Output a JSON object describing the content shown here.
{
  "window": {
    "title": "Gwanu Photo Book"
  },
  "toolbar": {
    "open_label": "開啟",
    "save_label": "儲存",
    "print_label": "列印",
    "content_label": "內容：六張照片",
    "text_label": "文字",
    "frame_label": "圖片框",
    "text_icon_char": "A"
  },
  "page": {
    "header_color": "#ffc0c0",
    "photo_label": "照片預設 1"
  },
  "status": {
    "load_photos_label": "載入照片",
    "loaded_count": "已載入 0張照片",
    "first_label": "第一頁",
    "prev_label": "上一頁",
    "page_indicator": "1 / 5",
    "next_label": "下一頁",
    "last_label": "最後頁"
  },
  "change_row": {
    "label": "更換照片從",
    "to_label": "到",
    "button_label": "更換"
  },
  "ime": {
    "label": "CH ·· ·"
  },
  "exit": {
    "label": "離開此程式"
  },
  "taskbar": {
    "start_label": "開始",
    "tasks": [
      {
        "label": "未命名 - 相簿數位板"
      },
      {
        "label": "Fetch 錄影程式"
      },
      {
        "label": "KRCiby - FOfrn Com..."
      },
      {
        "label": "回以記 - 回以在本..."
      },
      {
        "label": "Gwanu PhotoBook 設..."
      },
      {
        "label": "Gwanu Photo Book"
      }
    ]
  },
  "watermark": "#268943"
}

══════

Stated problem: Please reproduce every line of the material word for word.

The output:
Output a JSON object describing the content shown here.
{
  "window": {
    "title": "Gwanu Photo Book"
  },
  "toolbar": {
    "open_label": "開啟",
    "save_label": "儲存",
    "print_label": "列印",
    "content_label": "內容：六張照片",
    "text_label": "文字",
    "frame_label": "圖片框",
    "text_icon_char": "A"
  },
  "page": {
    "header_color": "#ffc0c0",
    "photo_label": "照片預設 1"
  },
  "status": {
    "load_photos_label": "載入照片",
    "loaded_count": "已載入 0張照片",
    "first_label": "第一頁",
    "prev_label": "上一頁",
    "page_indicator": "1 / 5",
    "next_label": "下一頁",
    "last_label": "最後頁"
  },
  "change_row": {
    "label": "更換照片從",
    "to_label": "到",
    "button_label": "更換"
  },
  "ime": {
    "label": "CH ·· ·"
  },
  "exit": {
    "label": "離開此程式"
  },
  "taskbar": {
    "start_label": "開始",
    "tasks": [
      {
        "label": "未命名 - 相簿數位板"
      },
      {
        "label": "Fetch 錄影程式"
      },
      {
        "label": "KRCiby - FOfrn Com..."
      },
      {
        "label": "回以記 - 回以在本..."
      },
      {
        "label": "Gwanu PhotoBook 設..."
      },
      {
        "label": "Gwanu Photo Book"
      }
    ]
  },
  "watermark": "#268943"
}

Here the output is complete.